**Set exercise**
Only the number is wanted: how many lines contain the word "zależności"?

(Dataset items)
⁂

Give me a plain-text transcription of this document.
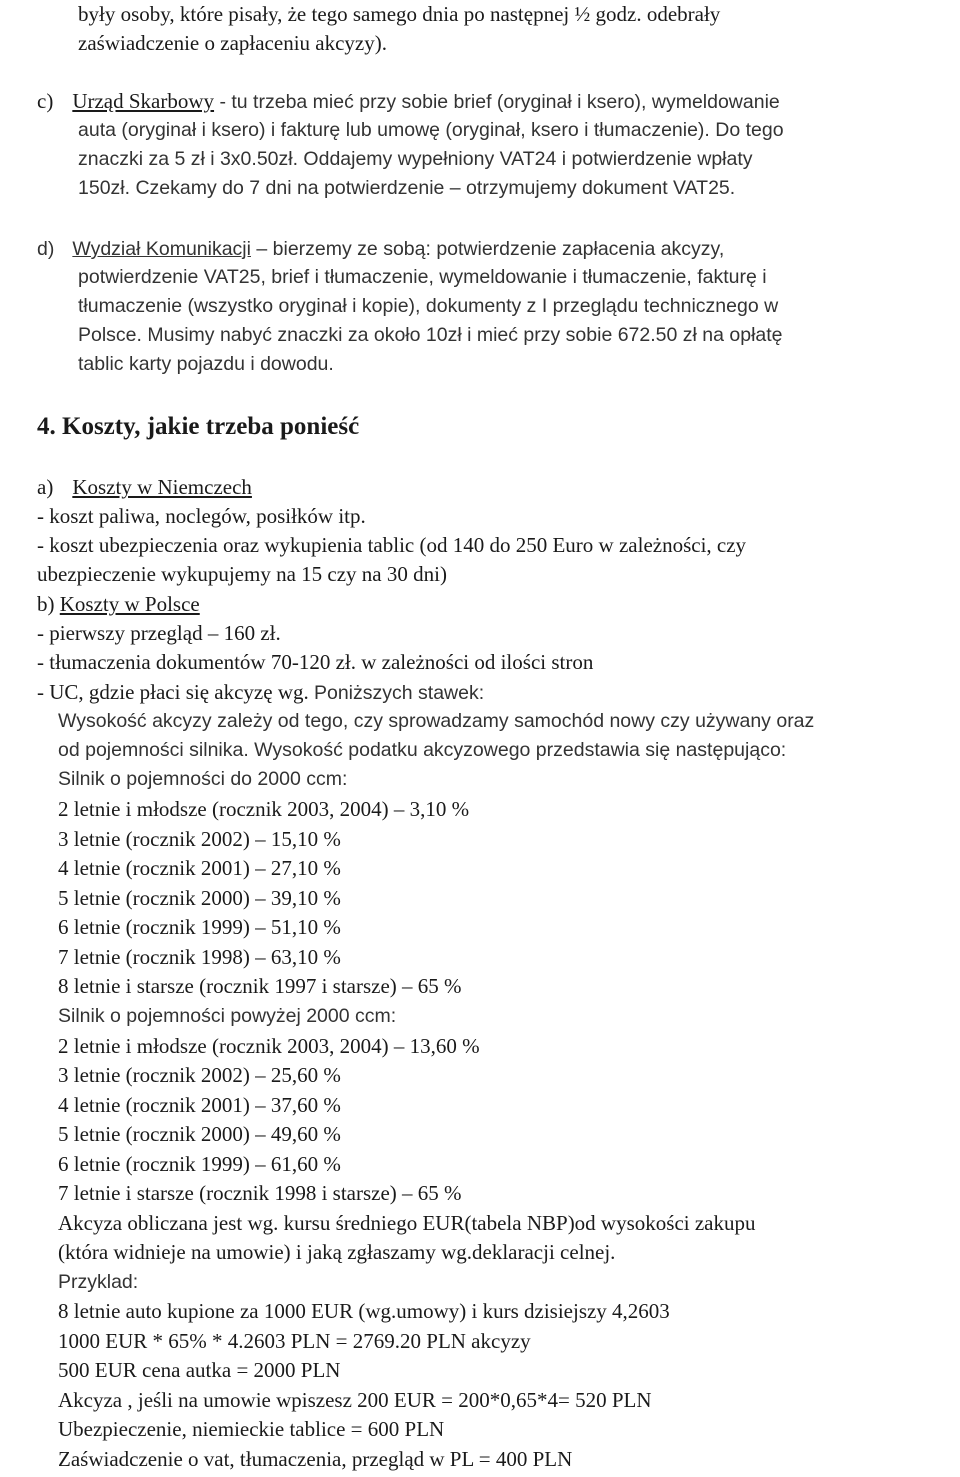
były osoby, które pisały, że tego samego dnia po następnej ½ godz. odebrały
zaświadczenie o zapłaceniu akcyzy).
c) Urząd Skarbowy - tu trzeba mieć przy sobie brief (oryginał i ksero), wymeldowanie
auta (oryginał i ksero) i fakturę lub umowę (oryginał, ksero i tłumaczenie). Do tego
znaczki za 5 zł i 3x0.50zł. Oddajemy wypełniony VAT24 i potwierdzenie wpłaty
150zł. Czekamy do 7 dni na potwierdzenie – otrzymujemy dokument VAT25.
d) Wydział Komunikacji – bierzemy ze sobą: potwierdzenie zapłacenia akcyzy,
potwierdzenie VAT25, brief i tłumaczenie, wymeldowanie i tłumaczenie, fakturę i
tłumaczenie (wszystko oryginał i kopie), dokumenty z I przeglądu technicznego w
Polsce. Musimy nabyć znaczki za około 10zł i mieć przy sobie 672.50 zł na opłatę
tablic karty pojazdu i dowodu.
4. Koszty, jakie trzeba ponieść
a) Koszty w Niemczech
- koszt paliwa, noclegów, posiłków itp.
- koszt ubezpieczenia oraz wykupienia tablic (od 140 do 250 Euro w zależności, czy
ubezpieczenie wykupujemy na 15 czy na 30 dni)
b) Koszty w Polsce
- pierwszy przegląd – 160 zł.
- tłumaczenia dokumentów 70-120 zł. w zależności od ilości stron
- UC, gdzie płaci się akcyzę wg. Poniższych stawek:
Wysokość akcyzy zależy od tego, czy sprowadzamy samochód nowy czy używany oraz
od pojemności silnika. Wysokość podatku akcyzowego przedstawia się następująco:
Silnik o pojemności do 2000 ccm:
2 letnie i młodsze (rocznik 2003, 2004) – 3,10 %
3 letnie (rocznik 2002) – 15,10 %
4 letnie (rocznik 2001) – 27,10 %
5 letnie (rocznik 2000) – 39,10 %
6 letnie (rocznik 1999) – 51,10 %
7 letnie (rocznik 1998) – 63,10 %
8 letnie i starsze (rocznik 1997 i starsze) – 65 %
Silnik o pojemności powyżej 2000 ccm:
2 letnie i młodsze (rocznik 2003, 2004) – 13,60 %
3 letnie (rocznik 2002) – 25,60 %
4 letnie (rocznik 2001) – 37,60 %
5 letnie (rocznik 2000) – 49,60 %
6 letnie (rocznik 1999) – 61,60 %
7 letnie i starsze (rocznik 1998 i starsze) – 65 %
Akcyza obliczana jest wg. kursu średniego EUR(tabela NBP)od wysokości zakupu
(która widnieje na umowie) i jaką zgłaszamy wg.deklaracji celnej.
Przyklad:
8 letnie auto kupione za 1000 EUR (wg.umowy) i kurs dzisiejszy 4,2603
1000 EUR * 65% * 4.2603 PLN = 2769.20 PLN akcyzy
500 EUR cena autka = 2000 PLN
Akcyza , jeśli na umowie wpiszesz 200 EUR = 200*0,65*4= 520 PLN
Ubezpieczenie, niemieckie tablice = 600 PLN
Zaświadczenie o vat, tłumaczenia, przegląd w PL = 400 PLN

⁂

**Answer**
2